Task objective:
Write out the records that appear below, verbatim and complete, but without pictures.

==========

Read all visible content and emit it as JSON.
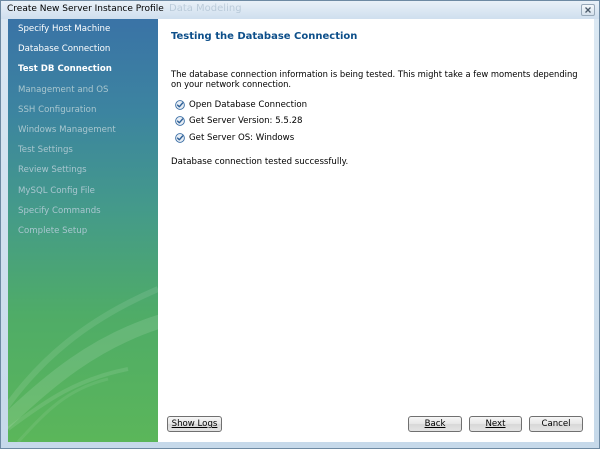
{
  "window": {
    "title": "Create New Server Instance Profile",
    "ghost_title": "Data Modeling"
  },
  "sidebar": {
    "items": [
      {
        "label": "Specify Host Machine",
        "state": "done"
      },
      {
        "label": "Database Connection",
        "state": "done"
      },
      {
        "label": "Test DB Connection",
        "state": "current"
      },
      {
        "label": "Management and OS",
        "state": "future"
      },
      {
        "label": "SSH Configuration",
        "state": "future"
      },
      {
        "label": "Windows Management",
        "state": "future"
      },
      {
        "label": "Test Settings",
        "state": "future"
      },
      {
        "label": "Review Settings",
        "state": "future"
      },
      {
        "label": "MySQL Config File",
        "state": "future"
      },
      {
        "label": "Specify Commands",
        "state": "future"
      },
      {
        "label": "Complete Setup",
        "state": "future"
      }
    ]
  },
  "main": {
    "heading": "Testing the Database Connection",
    "description": "The database connection information is being tested. This might take a few moments depending on your network connection.",
    "checks": [
      {
        "label": "Open Database Connection",
        "checked": true
      },
      {
        "label": "Get Server Version: 5.5.28",
        "checked": true
      },
      {
        "label": "Get Server OS: Windows",
        "checked": true
      }
    ],
    "status": "Database connection tested successfully."
  },
  "buttons": {
    "show_logs": "Show Logs",
    "back": "Back",
    "next": "Next",
    "cancel": "Cancel"
  },
  "colors": {
    "heading": "#0d4f8a",
    "check_icon": "#3a6ea5",
    "sidebar_top": "#3a73a6",
    "sidebar_bottom": "#5bb65a"
  }
}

==========

Response:
Read all visible content and emit it as JSON.
{
  "window": {
    "title": "Create New Server Instance Profile",
    "ghost_title": "Data Modeling"
  },
  "sidebar": {
    "items": [
      {
        "label": "Specify Host Machine",
        "state": "done"
      },
      {
        "label": "Database Connection",
        "state": "done"
      },
      {
        "label": "Test DB Connection",
        "state": "current"
      },
      {
        "label": "Management and OS",
        "state": "future"
      },
      {
        "label": "SSH Configuration",
        "state": "future"
      },
      {
        "label": "Windows Management",
        "state": "future"
      },
      {
        "label": "Test Settings",
        "state": "future"
      },
      {
        "label": "Review Settings",
        "state": "future"
      },
      {
        "label": "MySQL Config File",
        "state": "future"
      },
      {
        "label": "Specify Commands",
        "state": "future"
      },
      {
        "label": "Complete Setup",
        "state": "future"
      }
    ]
  },
  "main": {
    "heading": "Testing the Database Connection",
    "description": "The database connection information is being tested. This might take a few moments depending on your network connection.",
    "checks": [
      {
        "label": "Open Database Connection",
        "checked": true
      },
      {
        "label": "Get Server Version: 5.5.28",
        "checked": true
      },
      {
        "label": "Get Server OS: Windows",
        "checked": true
      }
    ],
    "status": "Database connection tested successfully."
  },
  "buttons": {
    "show_logs": "Show Logs",
    "back": "Back",
    "next": "Next",
    "cancel": "Cancel"
  },
  "colors": {
    "heading": "#0d4f8a",
    "check_icon": "#3a6ea5",
    "sidebar_top": "#3a73a6",
    "sidebar_bottom": "#5bb65a"
  }
}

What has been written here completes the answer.